Task brief: Can you rewrite only the lines starting at "push-button-bank [146, 384, 170, 397]" and ending at "product-images-column [0, 0, 400, 1379]", putting "door-catch" wherever "door-latch" appears and leaving everything else unchanged?

* START Supplied data *

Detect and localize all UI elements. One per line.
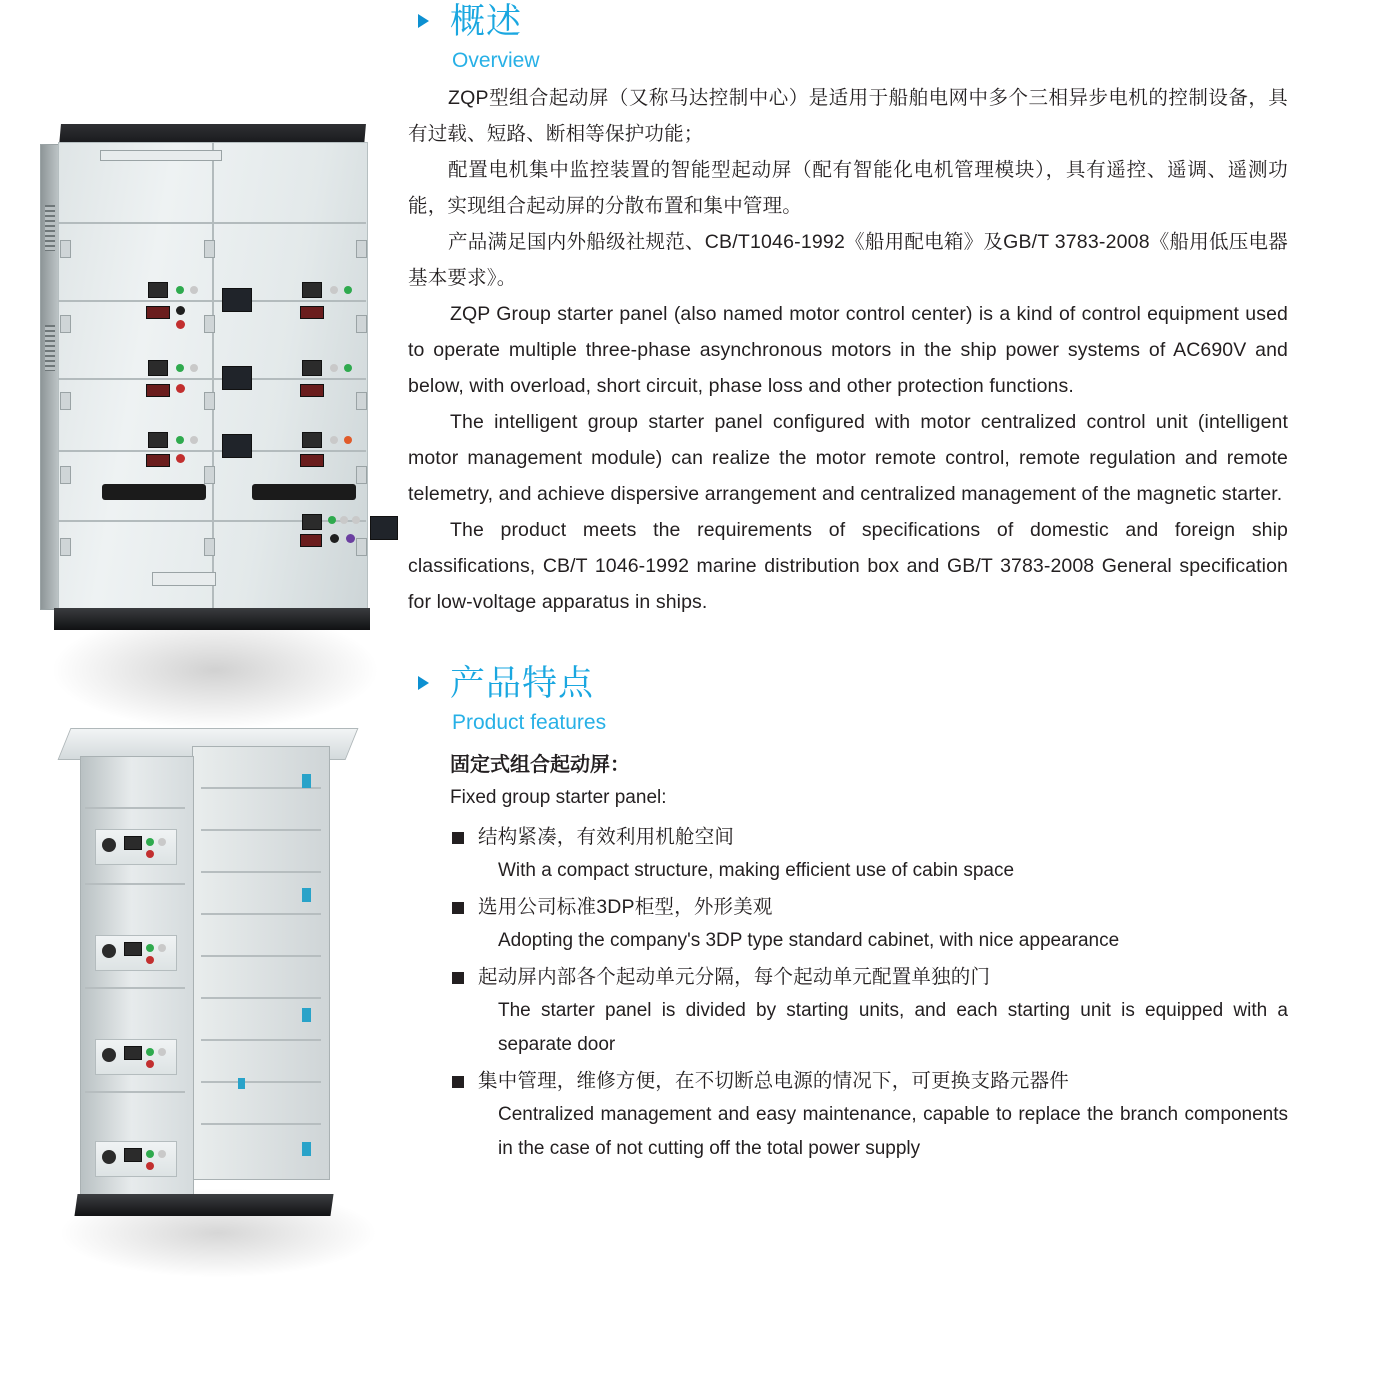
push-button-bank [146, 384, 170, 397]
cabinet-plinth [54, 608, 370, 630]
feature-text-en: The starter panel is divided by starting units, and each starting unit is equipped with a separate door [498, 1000, 1288, 1055]
door-seam [85, 883, 185, 885]
section-heading-overview [408, 0, 1288, 44]
ventilation-louvre-icon [45, 205, 55, 251]
push-button-bank [300, 384, 324, 397]
overview-paragraph-cn-3: 产品满足国内外船级社规范、CB/T1046-1992《船用配电箱》及GB/T 3783-2008《船用低压电器基本要求》。 [408, 231, 1288, 289]
stop-button [146, 850, 154, 858]
indicator-lamp-green [146, 944, 154, 952]
bottom-label [152, 572, 216, 586]
indicator-lamp-orange [344, 436, 352, 444]
push-button-bank [146, 306, 170, 319]
cabinet-plinth [74, 1194, 333, 1216]
section-heading-features [408, 662, 1288, 706]
door-hinge [60, 240, 71, 258]
door-seam [85, 807, 185, 809]
meter-display [148, 282, 168, 298]
door-latch [302, 1142, 311, 1156]
feature-item [408, 820, 1288, 888]
door-latch [302, 888, 311, 902]
indicator-lamp-white [352, 516, 360, 524]
product-images-column [0, 0, 400, 1379]
square-bullet-icon [452, 902, 464, 914]
push-button-bank [146, 454, 170, 467]
starter-unit-panel [95, 829, 177, 865]
ammeter [222, 366, 252, 390]
features-subtitle-cn: 固定式组合起动屏： [450, 754, 630, 776]
feature-text-cn: 结构紧凑，有效利用机舱空间 [478, 826, 735, 848]
indicator-lamp-green [176, 286, 184, 294]
door-latch [302, 774, 311, 788]
feature-text-cn: 集中管理，维修方便，在不切断总电源的情况下，可更换支路元器件 [478, 1070, 1070, 1092]
square-bullet-icon [452, 1076, 464, 1088]
meter-display [302, 514, 322, 530]
square-bullet-icon [452, 832, 464, 844]
panel-rib [201, 1039, 321, 1041]
feature-text-cn: 起动屏内部各个起动单元分隔，每个起动单元配置单独的门 [478, 966, 991, 988]
stop-button [176, 320, 185, 329]
meter-display [124, 1046, 142, 1060]
overview-paragraph-cn-2: 配置电机集中监控装置的智能型起动屏（配有智能化电机管理模块），具有遥控、遥调、遥测功能，实现组合起动屏的分散布置和集中管理。 [408, 159, 1288, 217]
indicator-lamp-white [158, 1150, 166, 1158]
door-hinge [204, 466, 215, 484]
feature-item [408, 960, 1288, 1062]
overview-paragraph-cn-1: ZQP型组合起动屏（又称马达控制中心）是适用于船舶电网中多个三相异步电机的控制设备，具有过载、短路、断相等保护功能； [408, 87, 1288, 145]
indicator-lamp-green [146, 1048, 154, 1056]
feature-text-en: With a compact structure, making efficient use of cabin space [498, 860, 1015, 881]
panel-rib [201, 1081, 321, 1083]
indicator-lamp-white [330, 286, 338, 294]
section-title-en: Overview [452, 49, 540, 72]
product-photo-angled [58, 718, 378, 1248]
feature-text-cn: 选用公司标准3DP柜型，外形美观 [478, 896, 773, 918]
meter-display [148, 432, 168, 448]
overview-paragraph-en-2: The intelligent group starter panel configured with motor centralized control unit (intelligent motor management module) can realize the motor remote control, remote regulation and remote telemetry, and achieve dispersive arrangement and centralized management of the magnetic starter. [408, 411, 1288, 505]
door-seam [85, 987, 185, 989]
door-seam [58, 378, 366, 380]
indicator-lamp-green [146, 838, 154, 846]
door-hinge [60, 538, 71, 556]
selector-switch [102, 838, 116, 852]
door-hinge [60, 315, 71, 333]
selector-switch [102, 944, 116, 958]
stop-button [146, 1162, 154, 1170]
door-hinge [204, 392, 215, 410]
panel-rib [201, 955, 321, 957]
indicator-lamp-green [344, 364, 352, 372]
selector-switch [330, 534, 339, 543]
door-seam [58, 300, 366, 302]
section-title-en: Product features [452, 711, 607, 734]
cabinet-nameplate [100, 150, 222, 161]
indicator-lamp-green [146, 1150, 154, 1158]
door-hinge [60, 466, 71, 484]
overview-paragraph-en-3: The product meets the requirements of specifications of domestic and foreign ship classifications, CB/T 1046-1992 marine distribution box and GB/T 3783-2008 General specification for low-voltage apparatus in ships. [408, 519, 1288, 613]
indicator-lamp-green [328, 516, 336, 524]
indicator-lamp-purple [346, 534, 355, 543]
stop-button [146, 956, 154, 964]
stop-button [146, 1060, 154, 1068]
feature-text-en: Centralized management and easy maintenance, capable to replace the branch components in the case of not cutting off the total power supply [498, 1104, 1288, 1159]
door-hinge [356, 240, 367, 258]
selector-switch [176, 306, 185, 315]
door-latch [302, 1008, 311, 1022]
push-button-bank [300, 534, 322, 547]
indicator-lamp-white [190, 286, 198, 294]
door-hinge [356, 538, 367, 556]
door-seam [58, 222, 366, 224]
indicator-lamp-green [176, 364, 184, 372]
ammeter [222, 434, 252, 458]
door-hinge [60, 392, 71, 410]
meter-display [124, 1148, 142, 1162]
door-hinge [356, 392, 367, 410]
meter-display [124, 942, 142, 956]
door-hinge [204, 240, 215, 258]
door-seam [58, 450, 366, 452]
indicator-lamp-white [330, 364, 338, 372]
meter-display [302, 432, 322, 448]
product-photo-front [40, 110, 380, 640]
indicator-lamp-white [190, 364, 198, 372]
panel-rib [201, 1123, 321, 1125]
selector-switch [102, 1150, 116, 1164]
feature-item [408, 890, 1288, 958]
starter-unit-panel [95, 1141, 177, 1177]
feature-text-en: Adopting the company's 3DP type standard cabinet, with nice appearance [498, 930, 1120, 951]
meter-display [148, 360, 168, 376]
starter-unit-panel [95, 1039, 177, 1075]
square-bullet-icon [452, 972, 464, 984]
triangle-bullet-icon [418, 14, 429, 28]
stop-button [176, 384, 185, 393]
push-button-bank [300, 454, 324, 467]
door-seam [85, 1091, 185, 1093]
triangle-bullet-icon [418, 676, 429, 690]
door-hinge [356, 315, 367, 333]
ventilation-grille [102, 484, 206, 500]
indicator-lamp-white [158, 838, 166, 846]
starter-unit-panel [95, 935, 177, 971]
stop-button [176, 454, 185, 463]
cabinet-front-doors [80, 756, 194, 1198]
door-hinge [204, 315, 215, 333]
section-title-cn: 产品特点 [450, 664, 595, 703]
door-latch [238, 1078, 245, 1089]
feature-item [408, 1064, 1288, 1166]
indicator-lamp-white [158, 1048, 166, 1056]
panel-rib [201, 871, 321, 873]
push-button-bank [300, 306, 324, 319]
cabinet-right-section [192, 746, 330, 1180]
meter-display [124, 836, 142, 850]
ventilation-grille [252, 484, 356, 500]
indicator-lamp-white [190, 436, 198, 444]
meter-display [302, 282, 322, 298]
overview-paragraph-en-1: ZQP Group starter panel (also named motor control center) is a kind of control equipment used to operate multiple three-phase asynchronous motors in the ship power systems of AC690V and below, with overload, short circuit, phase loss and other protection functions. [408, 303, 1288, 397]
indicator-lamp-green [344, 286, 352, 294]
indicator-lamp-white [330, 436, 338, 444]
indicator-lamp-white [158, 944, 166, 952]
ammeter [222, 288, 252, 312]
indicator-lamp-green [176, 436, 184, 444]
features-subtitle-en: Fixed group starter panel: [450, 787, 667, 808]
panel-rib [201, 913, 321, 915]
section-title-cn: 概述 [450, 2, 523, 41]
ventilation-louvre-icon [45, 325, 55, 371]
door-hinge [356, 466, 367, 484]
content-column [408, 0, 1288, 1379]
panel-rib [201, 997, 321, 999]
selector-switch [102, 1048, 116, 1062]
meter-display [302, 360, 322, 376]
door-hinge [204, 538, 215, 556]
panel-rib [201, 829, 321, 831]
indicator-lamp-white [340, 516, 348, 524]
ammeter [370, 516, 398, 540]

* END Supplied data *

Exercise solution:
push-button-bank [146, 384, 170, 397]
cabinet-plinth [54, 608, 370, 630]
feature-text-en: The starter panel is divided by starting units, and each starting unit is equipped with a separate door [498, 1000, 1288, 1055]
door-seam [85, 883, 185, 885]
section-heading-overview [408, 0, 1288, 44]
ventilation-louvre-icon [45, 205, 55, 251]
push-button-bank [300, 384, 324, 397]
overview-paragraph-cn-3: 产品满足国内外船级社规范、CB/T1046-1992《船用配电箱》及GB/T 3783-2008《船用低压电器基本要求》。 [408, 231, 1288, 289]
stop-button [146, 850, 154, 858]
indicator-lamp-green [146, 944, 154, 952]
bottom-label [152, 572, 216, 586]
indicator-lamp-orange [344, 436, 352, 444]
push-button-bank [146, 306, 170, 319]
cabinet-plinth [74, 1194, 333, 1216]
section-heading-features [408, 662, 1288, 706]
door-hinge [60, 240, 71, 258]
door-seam [85, 807, 185, 809]
meter-display [148, 282, 168, 298]
door-catch [302, 1142, 311, 1156]
feature-item [408, 820, 1288, 888]
door-catch [302, 888, 311, 902]
indicator-lamp-white [352, 516, 360, 524]
product-images-column [0, 0, 400, 1379]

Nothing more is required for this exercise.